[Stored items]
○ ○ ○ ○ ○ ○ ○

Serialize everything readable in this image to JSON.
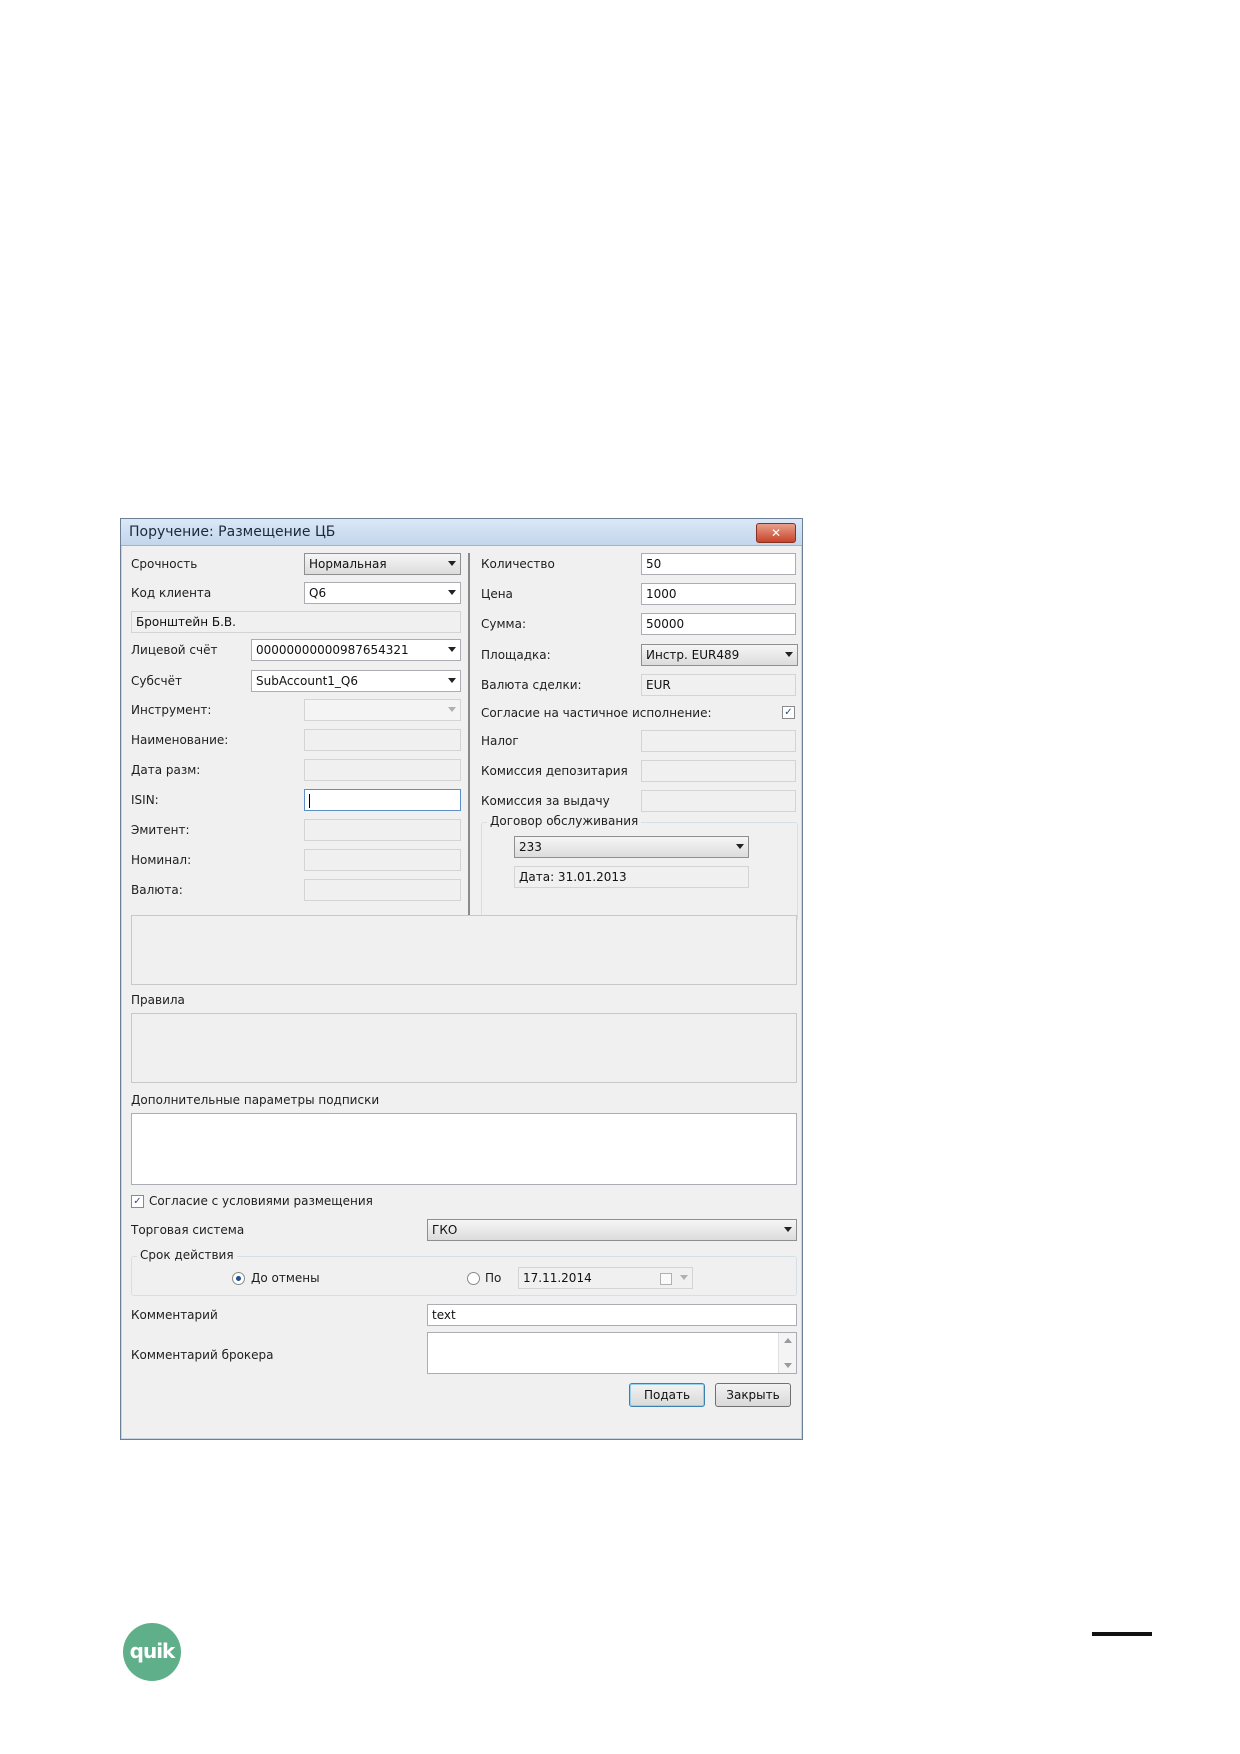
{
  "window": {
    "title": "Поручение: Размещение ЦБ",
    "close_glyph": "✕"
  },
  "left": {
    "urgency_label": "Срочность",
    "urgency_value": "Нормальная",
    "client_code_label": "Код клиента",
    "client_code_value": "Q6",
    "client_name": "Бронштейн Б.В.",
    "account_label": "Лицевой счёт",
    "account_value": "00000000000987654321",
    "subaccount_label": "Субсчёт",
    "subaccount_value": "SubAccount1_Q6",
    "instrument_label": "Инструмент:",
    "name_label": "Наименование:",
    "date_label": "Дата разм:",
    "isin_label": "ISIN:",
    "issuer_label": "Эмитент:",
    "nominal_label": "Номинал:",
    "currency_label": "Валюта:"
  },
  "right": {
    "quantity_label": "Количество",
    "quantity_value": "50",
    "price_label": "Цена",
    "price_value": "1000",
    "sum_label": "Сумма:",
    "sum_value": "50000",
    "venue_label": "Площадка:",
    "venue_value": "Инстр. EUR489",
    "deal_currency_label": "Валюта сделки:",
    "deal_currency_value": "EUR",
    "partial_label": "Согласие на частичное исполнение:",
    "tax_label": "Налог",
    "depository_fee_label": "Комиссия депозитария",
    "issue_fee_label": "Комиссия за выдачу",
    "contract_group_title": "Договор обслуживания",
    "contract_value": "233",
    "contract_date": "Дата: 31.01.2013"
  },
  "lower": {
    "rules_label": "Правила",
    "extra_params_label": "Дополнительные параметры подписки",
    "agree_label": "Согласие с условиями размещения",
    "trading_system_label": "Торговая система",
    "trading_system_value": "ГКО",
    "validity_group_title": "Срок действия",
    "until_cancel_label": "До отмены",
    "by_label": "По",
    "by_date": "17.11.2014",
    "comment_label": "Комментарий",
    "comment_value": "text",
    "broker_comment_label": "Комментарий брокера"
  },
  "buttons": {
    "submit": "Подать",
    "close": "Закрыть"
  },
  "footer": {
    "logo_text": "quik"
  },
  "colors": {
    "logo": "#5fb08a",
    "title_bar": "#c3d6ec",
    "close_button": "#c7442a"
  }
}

○ ○ ○ ○ ○ ○ ○

Select every line above that contains the word "Комментарий", and copy it.

    "comment_label": "Комментарий",
    "broker_comment_label": "Комментарий брокера"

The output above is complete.